* _Goal_
Check each line of the material below, and copy it if it holds the string "Bolzano".

(Dataset entries)
***

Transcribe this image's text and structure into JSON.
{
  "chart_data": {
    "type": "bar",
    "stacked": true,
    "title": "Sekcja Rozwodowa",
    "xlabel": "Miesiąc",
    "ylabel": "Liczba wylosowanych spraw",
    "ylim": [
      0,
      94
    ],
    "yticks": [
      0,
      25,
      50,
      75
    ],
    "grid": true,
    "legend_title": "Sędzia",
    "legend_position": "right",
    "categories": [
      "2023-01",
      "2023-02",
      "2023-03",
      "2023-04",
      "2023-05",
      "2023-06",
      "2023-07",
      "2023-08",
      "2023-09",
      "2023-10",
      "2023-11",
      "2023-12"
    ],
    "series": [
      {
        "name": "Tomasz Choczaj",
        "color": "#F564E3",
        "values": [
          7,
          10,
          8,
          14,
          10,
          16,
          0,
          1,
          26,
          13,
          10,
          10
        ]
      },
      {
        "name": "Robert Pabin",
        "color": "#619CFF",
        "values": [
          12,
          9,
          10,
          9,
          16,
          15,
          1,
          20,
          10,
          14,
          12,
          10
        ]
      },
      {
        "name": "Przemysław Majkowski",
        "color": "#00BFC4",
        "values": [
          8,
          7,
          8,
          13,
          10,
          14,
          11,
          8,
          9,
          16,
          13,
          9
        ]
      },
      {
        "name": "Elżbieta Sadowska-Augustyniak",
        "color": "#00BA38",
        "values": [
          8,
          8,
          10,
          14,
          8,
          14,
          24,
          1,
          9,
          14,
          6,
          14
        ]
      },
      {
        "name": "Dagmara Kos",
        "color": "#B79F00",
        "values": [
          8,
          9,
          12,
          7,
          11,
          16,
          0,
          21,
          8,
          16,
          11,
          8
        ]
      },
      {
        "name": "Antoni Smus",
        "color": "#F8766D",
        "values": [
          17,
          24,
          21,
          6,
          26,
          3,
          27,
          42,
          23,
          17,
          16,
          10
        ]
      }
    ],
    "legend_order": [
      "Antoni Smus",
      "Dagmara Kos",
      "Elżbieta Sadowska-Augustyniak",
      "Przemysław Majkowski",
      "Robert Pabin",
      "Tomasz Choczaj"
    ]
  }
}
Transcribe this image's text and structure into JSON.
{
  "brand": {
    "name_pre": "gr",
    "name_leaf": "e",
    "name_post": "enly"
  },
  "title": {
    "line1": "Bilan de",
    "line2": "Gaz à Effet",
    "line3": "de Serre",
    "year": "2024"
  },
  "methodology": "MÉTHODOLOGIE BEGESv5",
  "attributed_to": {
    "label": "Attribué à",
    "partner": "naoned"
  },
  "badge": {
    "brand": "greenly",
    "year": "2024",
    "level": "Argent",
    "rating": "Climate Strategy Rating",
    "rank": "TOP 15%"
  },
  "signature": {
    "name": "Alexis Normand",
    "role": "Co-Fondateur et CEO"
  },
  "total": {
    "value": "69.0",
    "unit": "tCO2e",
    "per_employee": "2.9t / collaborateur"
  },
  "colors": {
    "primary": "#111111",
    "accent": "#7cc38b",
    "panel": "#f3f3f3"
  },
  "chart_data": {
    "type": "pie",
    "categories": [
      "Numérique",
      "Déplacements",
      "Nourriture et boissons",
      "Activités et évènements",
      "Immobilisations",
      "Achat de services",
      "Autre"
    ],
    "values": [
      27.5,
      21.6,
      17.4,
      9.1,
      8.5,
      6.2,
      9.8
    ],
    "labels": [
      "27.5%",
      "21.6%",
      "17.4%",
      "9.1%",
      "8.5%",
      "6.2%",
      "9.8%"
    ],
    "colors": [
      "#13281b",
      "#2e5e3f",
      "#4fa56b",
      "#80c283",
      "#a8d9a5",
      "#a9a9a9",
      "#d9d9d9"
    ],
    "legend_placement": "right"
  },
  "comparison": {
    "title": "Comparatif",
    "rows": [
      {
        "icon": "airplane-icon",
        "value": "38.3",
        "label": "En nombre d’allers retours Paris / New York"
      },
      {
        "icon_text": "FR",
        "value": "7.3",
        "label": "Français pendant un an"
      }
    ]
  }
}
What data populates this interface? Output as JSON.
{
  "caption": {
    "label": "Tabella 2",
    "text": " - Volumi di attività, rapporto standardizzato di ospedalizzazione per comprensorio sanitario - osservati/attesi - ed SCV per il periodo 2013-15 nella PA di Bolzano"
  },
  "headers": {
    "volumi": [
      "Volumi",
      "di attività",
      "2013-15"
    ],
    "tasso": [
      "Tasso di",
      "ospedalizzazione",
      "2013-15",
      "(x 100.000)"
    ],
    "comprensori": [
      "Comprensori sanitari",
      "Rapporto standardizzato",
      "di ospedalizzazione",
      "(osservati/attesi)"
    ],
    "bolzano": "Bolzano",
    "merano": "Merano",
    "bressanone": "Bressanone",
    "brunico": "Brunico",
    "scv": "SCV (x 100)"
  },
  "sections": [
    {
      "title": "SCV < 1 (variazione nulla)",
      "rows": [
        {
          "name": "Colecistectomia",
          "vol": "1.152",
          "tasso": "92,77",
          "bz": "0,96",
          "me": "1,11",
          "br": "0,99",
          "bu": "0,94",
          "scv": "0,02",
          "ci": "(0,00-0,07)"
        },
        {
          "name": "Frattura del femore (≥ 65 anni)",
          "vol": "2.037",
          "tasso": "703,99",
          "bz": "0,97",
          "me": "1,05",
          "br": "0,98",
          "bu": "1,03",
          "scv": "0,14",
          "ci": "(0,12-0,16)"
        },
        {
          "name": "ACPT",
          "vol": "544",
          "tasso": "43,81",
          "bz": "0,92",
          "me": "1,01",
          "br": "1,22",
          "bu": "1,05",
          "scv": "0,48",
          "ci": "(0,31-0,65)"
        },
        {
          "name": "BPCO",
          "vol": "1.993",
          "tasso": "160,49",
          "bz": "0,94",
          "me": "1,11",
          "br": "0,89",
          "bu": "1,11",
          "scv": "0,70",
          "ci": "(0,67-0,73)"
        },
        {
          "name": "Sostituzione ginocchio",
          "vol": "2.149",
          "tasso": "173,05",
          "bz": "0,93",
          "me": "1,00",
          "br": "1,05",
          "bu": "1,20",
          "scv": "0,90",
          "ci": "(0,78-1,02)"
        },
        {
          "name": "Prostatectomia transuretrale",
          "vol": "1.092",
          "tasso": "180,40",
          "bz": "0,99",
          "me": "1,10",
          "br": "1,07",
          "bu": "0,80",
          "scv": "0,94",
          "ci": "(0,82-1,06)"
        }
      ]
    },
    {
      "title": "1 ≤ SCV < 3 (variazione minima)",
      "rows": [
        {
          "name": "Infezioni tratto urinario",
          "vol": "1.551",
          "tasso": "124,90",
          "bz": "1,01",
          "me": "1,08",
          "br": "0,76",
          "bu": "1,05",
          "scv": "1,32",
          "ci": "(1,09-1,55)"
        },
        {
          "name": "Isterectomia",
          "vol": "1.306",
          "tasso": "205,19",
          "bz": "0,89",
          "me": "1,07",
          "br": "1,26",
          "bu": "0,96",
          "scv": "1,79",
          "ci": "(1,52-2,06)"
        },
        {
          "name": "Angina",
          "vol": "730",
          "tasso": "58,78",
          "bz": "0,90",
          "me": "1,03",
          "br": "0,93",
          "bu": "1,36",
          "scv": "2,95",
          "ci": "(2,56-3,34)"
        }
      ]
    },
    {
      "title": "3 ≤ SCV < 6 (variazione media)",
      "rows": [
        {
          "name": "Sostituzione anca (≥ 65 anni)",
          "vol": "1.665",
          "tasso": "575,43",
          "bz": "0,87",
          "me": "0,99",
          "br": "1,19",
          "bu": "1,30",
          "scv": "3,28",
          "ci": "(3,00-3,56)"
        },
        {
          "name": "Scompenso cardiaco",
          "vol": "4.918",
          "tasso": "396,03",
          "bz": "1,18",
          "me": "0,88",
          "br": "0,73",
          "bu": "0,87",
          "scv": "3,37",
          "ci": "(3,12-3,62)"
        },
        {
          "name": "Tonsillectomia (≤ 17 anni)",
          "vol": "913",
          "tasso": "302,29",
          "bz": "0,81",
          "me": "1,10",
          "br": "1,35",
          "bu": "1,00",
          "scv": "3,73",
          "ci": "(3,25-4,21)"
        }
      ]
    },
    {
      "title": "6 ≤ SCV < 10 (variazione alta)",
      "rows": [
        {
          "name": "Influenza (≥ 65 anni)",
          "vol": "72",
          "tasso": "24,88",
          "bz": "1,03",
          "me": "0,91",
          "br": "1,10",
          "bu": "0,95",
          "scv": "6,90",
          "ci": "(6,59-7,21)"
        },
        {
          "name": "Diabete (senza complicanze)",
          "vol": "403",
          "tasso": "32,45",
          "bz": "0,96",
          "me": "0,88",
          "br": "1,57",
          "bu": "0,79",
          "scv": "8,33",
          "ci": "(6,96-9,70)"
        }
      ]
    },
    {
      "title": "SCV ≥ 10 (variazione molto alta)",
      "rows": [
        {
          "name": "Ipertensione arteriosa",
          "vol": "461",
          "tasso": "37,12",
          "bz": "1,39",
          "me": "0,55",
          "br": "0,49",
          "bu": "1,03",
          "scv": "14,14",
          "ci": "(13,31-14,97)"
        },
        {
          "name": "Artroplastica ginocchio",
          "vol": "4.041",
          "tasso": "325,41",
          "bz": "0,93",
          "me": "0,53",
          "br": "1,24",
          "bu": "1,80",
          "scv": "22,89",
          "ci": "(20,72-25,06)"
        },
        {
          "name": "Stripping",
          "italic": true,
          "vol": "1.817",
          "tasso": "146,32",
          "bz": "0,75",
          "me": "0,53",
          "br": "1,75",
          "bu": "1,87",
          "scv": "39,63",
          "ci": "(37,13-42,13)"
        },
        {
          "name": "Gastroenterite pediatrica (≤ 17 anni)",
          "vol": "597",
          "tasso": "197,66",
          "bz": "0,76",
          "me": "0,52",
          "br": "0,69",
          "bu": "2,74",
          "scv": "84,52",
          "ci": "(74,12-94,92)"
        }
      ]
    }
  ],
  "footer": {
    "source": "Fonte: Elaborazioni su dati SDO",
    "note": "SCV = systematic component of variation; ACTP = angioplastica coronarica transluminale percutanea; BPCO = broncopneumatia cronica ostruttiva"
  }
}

***

* _Result_
    "text": " - Volumi di attività, rapporto standardizzato di ospedalizzazione per comprensorio sanitario - osservati/attesi - ed SCV per il periodo 2013-15 nella PA di Bolzano"
    "bolzano": "Bolzano",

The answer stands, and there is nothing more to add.